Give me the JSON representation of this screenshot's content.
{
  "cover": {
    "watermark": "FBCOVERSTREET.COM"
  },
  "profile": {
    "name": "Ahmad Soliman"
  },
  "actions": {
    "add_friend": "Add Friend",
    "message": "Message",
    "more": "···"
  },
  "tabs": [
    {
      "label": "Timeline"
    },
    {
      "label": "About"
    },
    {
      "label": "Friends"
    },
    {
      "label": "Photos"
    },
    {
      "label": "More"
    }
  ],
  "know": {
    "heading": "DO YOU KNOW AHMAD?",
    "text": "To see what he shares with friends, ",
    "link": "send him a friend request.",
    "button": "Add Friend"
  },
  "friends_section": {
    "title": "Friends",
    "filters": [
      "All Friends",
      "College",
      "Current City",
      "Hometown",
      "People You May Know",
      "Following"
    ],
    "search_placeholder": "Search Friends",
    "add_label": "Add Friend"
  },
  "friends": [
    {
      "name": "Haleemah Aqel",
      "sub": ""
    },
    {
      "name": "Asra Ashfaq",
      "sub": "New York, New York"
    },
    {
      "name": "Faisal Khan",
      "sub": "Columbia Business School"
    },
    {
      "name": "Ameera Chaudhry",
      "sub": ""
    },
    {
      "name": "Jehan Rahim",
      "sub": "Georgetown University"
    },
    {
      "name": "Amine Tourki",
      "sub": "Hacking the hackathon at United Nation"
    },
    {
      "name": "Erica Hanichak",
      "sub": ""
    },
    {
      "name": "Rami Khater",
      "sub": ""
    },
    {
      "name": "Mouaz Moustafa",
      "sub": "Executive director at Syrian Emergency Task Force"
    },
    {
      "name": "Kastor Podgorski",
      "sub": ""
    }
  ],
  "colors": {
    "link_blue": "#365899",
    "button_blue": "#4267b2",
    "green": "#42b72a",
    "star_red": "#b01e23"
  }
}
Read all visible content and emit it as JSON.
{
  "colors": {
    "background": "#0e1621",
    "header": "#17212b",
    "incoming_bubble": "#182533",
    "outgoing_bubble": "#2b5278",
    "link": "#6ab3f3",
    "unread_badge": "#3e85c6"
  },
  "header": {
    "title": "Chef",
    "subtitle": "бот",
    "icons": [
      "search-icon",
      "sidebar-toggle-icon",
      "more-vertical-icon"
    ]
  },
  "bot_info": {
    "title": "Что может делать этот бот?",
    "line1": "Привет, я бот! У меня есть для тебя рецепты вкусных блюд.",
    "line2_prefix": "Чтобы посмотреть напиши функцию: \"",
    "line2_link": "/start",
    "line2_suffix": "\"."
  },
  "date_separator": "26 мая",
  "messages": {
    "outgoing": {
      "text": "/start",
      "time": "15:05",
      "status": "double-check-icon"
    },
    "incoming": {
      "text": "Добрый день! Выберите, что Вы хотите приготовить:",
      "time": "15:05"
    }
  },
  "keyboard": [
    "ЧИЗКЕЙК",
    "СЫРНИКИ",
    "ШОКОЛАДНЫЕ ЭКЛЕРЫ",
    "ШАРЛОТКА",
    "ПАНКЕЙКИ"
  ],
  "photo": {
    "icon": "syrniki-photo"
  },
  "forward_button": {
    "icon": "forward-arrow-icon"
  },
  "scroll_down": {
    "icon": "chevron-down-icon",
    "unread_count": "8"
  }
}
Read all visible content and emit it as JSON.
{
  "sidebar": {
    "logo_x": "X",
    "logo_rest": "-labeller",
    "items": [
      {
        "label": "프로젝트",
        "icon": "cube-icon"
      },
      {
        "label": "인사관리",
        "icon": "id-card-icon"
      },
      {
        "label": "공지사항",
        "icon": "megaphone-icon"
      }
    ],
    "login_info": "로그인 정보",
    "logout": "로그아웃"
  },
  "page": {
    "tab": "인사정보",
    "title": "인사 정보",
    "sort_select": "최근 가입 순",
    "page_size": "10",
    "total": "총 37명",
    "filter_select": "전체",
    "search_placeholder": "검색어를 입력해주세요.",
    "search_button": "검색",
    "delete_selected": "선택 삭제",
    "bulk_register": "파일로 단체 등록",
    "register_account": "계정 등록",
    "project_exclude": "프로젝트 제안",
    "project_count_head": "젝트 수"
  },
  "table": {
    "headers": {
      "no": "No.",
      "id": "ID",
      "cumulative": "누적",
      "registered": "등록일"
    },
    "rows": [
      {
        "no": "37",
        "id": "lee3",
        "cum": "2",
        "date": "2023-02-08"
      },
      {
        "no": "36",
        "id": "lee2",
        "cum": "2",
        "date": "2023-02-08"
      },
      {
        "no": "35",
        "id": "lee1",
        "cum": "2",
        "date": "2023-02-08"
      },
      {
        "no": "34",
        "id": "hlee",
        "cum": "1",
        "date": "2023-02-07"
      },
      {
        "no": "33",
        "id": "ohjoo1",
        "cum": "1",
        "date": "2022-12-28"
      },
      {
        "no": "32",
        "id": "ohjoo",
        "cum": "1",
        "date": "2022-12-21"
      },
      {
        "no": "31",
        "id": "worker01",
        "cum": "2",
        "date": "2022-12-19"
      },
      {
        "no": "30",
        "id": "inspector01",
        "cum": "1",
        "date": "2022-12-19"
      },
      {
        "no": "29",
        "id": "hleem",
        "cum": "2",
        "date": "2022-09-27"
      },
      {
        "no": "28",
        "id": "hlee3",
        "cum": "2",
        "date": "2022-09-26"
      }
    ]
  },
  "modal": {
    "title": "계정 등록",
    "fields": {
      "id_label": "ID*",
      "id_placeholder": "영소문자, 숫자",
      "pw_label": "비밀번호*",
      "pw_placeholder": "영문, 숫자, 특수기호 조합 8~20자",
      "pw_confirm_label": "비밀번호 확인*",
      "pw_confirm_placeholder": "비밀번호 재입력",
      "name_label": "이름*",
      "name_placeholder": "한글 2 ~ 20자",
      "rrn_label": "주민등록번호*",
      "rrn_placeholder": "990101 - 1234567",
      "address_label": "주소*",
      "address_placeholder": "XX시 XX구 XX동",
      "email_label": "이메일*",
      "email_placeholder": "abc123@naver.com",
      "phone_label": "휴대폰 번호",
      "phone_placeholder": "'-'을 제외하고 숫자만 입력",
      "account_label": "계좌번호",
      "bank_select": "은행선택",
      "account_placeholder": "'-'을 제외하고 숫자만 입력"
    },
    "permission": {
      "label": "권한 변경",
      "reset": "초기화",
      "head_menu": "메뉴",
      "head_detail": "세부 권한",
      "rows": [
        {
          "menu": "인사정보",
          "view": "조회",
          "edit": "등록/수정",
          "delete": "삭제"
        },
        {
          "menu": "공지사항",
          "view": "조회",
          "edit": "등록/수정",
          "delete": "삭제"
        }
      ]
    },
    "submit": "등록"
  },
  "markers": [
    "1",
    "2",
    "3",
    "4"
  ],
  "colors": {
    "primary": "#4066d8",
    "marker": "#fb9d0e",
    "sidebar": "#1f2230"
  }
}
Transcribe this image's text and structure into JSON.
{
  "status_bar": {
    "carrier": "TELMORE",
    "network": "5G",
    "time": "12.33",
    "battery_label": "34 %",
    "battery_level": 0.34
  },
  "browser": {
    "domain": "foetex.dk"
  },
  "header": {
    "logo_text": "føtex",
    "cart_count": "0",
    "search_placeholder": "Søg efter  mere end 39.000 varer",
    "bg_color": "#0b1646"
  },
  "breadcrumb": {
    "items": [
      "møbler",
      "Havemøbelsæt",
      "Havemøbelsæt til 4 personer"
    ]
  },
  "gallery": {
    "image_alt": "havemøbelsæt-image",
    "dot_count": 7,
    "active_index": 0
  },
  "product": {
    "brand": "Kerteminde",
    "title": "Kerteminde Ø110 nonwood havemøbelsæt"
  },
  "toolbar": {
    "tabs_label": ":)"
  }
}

» Directive: Find the lines above that contain the word "비밀번호" and collect them.

» Task result:
      "pw_label": "비밀번호*",
      "pw_confirm_label": "비밀번호 확인*",
      "pw_confirm_placeholder": "비밀번호 재입력",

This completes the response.